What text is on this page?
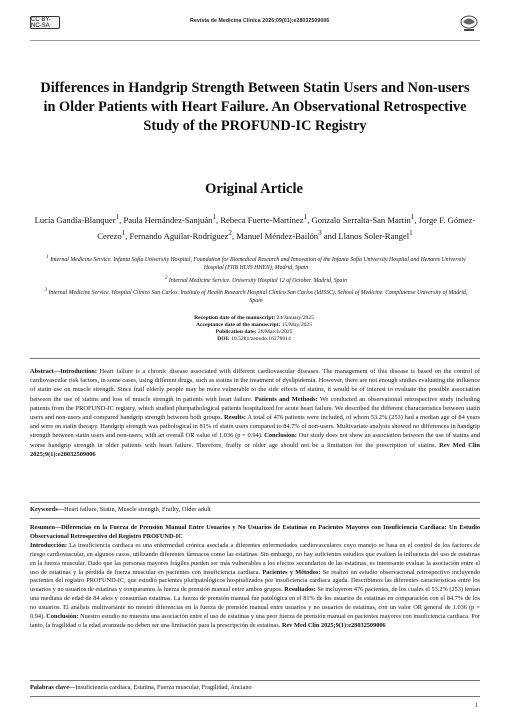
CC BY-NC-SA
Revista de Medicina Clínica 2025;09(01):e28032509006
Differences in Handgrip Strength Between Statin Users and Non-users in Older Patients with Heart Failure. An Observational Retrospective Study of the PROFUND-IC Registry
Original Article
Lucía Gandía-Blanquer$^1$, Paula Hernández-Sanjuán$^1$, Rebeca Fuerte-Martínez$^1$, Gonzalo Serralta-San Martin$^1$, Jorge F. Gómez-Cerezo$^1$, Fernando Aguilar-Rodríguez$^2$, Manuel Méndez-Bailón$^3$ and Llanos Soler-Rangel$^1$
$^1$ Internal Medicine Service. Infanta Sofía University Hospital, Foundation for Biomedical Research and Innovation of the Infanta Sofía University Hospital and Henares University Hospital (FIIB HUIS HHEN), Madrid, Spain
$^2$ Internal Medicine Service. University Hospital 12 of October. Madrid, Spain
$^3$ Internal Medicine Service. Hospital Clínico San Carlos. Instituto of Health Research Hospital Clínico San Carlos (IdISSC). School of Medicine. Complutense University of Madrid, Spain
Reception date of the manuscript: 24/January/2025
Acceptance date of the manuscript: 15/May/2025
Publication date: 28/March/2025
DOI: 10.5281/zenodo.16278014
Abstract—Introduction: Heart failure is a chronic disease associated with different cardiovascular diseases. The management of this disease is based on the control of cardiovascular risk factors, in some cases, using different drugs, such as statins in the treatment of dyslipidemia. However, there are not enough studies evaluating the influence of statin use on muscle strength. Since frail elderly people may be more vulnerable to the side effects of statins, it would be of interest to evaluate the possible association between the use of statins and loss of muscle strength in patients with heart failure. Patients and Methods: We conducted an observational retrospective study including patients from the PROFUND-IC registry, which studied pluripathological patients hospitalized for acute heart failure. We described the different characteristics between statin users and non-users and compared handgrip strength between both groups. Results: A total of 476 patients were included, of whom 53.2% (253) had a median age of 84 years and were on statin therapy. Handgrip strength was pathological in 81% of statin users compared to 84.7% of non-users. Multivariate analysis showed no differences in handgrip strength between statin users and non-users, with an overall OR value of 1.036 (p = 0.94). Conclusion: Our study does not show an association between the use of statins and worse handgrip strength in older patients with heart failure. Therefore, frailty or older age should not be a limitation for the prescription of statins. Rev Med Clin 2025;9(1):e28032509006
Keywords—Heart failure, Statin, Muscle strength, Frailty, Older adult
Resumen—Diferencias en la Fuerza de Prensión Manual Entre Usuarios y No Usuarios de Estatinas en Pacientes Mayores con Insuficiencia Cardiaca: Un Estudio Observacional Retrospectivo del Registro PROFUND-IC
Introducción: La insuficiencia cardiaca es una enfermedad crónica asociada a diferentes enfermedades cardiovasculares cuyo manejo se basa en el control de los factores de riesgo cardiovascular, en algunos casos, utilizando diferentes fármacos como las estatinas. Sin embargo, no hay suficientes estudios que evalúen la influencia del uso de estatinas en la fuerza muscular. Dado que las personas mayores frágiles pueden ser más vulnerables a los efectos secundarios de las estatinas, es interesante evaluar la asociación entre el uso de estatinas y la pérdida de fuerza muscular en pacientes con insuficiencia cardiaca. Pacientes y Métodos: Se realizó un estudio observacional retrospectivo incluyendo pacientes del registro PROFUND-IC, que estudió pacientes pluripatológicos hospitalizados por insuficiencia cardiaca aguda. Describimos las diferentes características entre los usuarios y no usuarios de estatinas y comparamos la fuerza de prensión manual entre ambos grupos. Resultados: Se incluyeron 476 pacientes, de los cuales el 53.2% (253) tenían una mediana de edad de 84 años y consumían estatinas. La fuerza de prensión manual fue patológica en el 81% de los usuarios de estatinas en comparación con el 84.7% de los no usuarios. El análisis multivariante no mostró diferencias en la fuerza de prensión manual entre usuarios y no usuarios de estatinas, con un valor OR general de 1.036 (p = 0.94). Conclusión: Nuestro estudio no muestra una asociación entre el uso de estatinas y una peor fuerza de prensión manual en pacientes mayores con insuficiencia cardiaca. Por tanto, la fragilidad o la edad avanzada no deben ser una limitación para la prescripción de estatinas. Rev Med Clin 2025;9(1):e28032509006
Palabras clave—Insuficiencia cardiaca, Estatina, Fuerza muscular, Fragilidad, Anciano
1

**AIM OF THE EXERCISE:** Leave out the pictures and reproduce the rest of the records exactly.

**FINISHED TASK:**
What text is on this page?
CC BY-NC-SA
Revista de Medicina Clínica 2025;09(01):e28032509006
Differences in Handgrip Strength Between Statin Users and Non-users in Older Patients with Heart Failure. An Observational Retrospective Study of the PROFUND-IC Registry
Original Article
Lucía Gandía-Blanquer$^1$, Paula Hernández-Sanjuán$^1$, Rebeca Fuerte-Martínez$^1$, Gonzalo Serralta-San Martin$^1$, Jorge F. Gómez-Cerezo$^1$, Fernando Aguilar-Rodríguez$^2$, Manuel Méndez-Bailón$^3$ and Llanos Soler-Rangel$^1$
$^1$ Internal Medicine Service. Infanta Sofía University Hospital, Foundation for Biomedical Research and Innovation of the Infanta Sofía University Hospital and Henares University Hospital (FIIB HUIS HHEN), Madrid, Spain
$^2$ Internal Medicine Service. University Hospital 12 of October. Madrid, Spain
$^3$ Internal Medicine Service. Hospital Clínico San Carlos. Instituto of Health Research Hospital Clínico San Carlos (IdISSC). School of Medicine. Complutense University of Madrid, Spain
Reception date of the manuscript: 24/January/2025
Acceptance date of the manuscript: 15/May/2025
Publication date: 28/March/2025
DOI: 10.5281/zenodo.16278014
Abstract—Introduction: Heart failure is a chronic disease associated with different cardiovascular diseases. The management of this disease is based on the control of cardiovascular risk factors, in some cases, using different drugs, such as statins in the treatment of dyslipidemia. However, there are not enough studies evaluating the influence of statin use on muscle strength. Since frail elderly people may be more vulnerable to the side effects of statins, it would be of interest to evaluate the possible association between the use of statins and loss of muscle strength in patients with heart failure. Patients and Methods: We conducted an observational retrospective study including patients from the PROFUND-IC registry, which studied pluripathological patients hospitalized for acute heart failure. We described the different characteristics between statin users and non-users and compared handgrip strength between both groups. Results: A total of 476 patients were included, of whom 53.2% (253) had a median age of 84 years and were on statin therapy. Handgrip strength was pathological in 81% of statin users compared to 84.7% of non-users. Multivariate analysis showed no differences in handgrip strength between statin users and non-users, with an overall OR value of 1.036 (p = 0.94). Conclusion: Our study does not show an association between the use of statins and worse handgrip strength in older patients with heart failure. Therefore, frailty or older age should not be a limitation for the prescription of statins. Rev Med Clin 2025;9(1):e28032509006
Keywords—Heart failure, Statin, Muscle strength, Frailty, Older adult
Resumen—Diferencias en la Fuerza de Prensión Manual Entre Usuarios y No Usuarios de Estatinas en Pacientes Mayores con Insuficiencia Cardiaca: Un Estudio Observacional Retrospectivo del Registro PROFUND-IC
Introducción: La insuficiencia cardiaca es una enfermedad crónica asociada a diferentes enfermedades cardiovasculares cuyo manejo se basa en el control de los factores de riesgo cardiovascular, en algunos casos, utilizando diferentes fármacos como las estatinas. Sin embargo, no hay suficientes estudios que evalúen la influencia del uso de estatinas en la fuerza muscular. Dado que las personas mayores frágiles pueden ser más vulnerables a los efectos secundarios de las estatinas, es interesante evaluar la asociación entre el uso de estatinas y la pérdida de fuerza muscular en pacientes con insuficiencia cardiaca. Pacientes y Métodos: Se realizó un estudio observacional retrospectivo incluyendo pacientes del registro PROFUND-IC, que estudió pacientes pluripatológicos hospitalizados por insuficiencia cardiaca aguda. Describimos las diferentes características entre los usuarios y no usuarios de estatinas y comparamos la fuerza de prensión manual entre ambos grupos. Resultados: Se incluyeron 476 pacientes, de los cuales el 53.2% (253) tenían una mediana de edad de 84 años y consumían estatinas. La fuerza de prensión manual fue patológica en el 81% de los usuarios de estatinas en comparación con el 84.7% de los no usuarios. El análisis multivariante no mostró diferencias en la fuerza de prensión manual entre usuarios y no usuarios de estatinas, con un valor OR general de 1.036 (p = 0.94). Conclusión: Nuestro estudio no muestra una asociación entre el uso de estatinas y una peor fuerza de prensión manual en pacientes mayores con insuficiencia cardiaca. Por tanto, la fragilidad o la edad avanzada no deben ser una limitación para la prescripción de estatinas. Rev Med Clin 2025;9(1):e28032509006
Palabras clave—Insuficiencia cardiaca, Estatina, Fuerza muscular, Fragilidad, Anciano
1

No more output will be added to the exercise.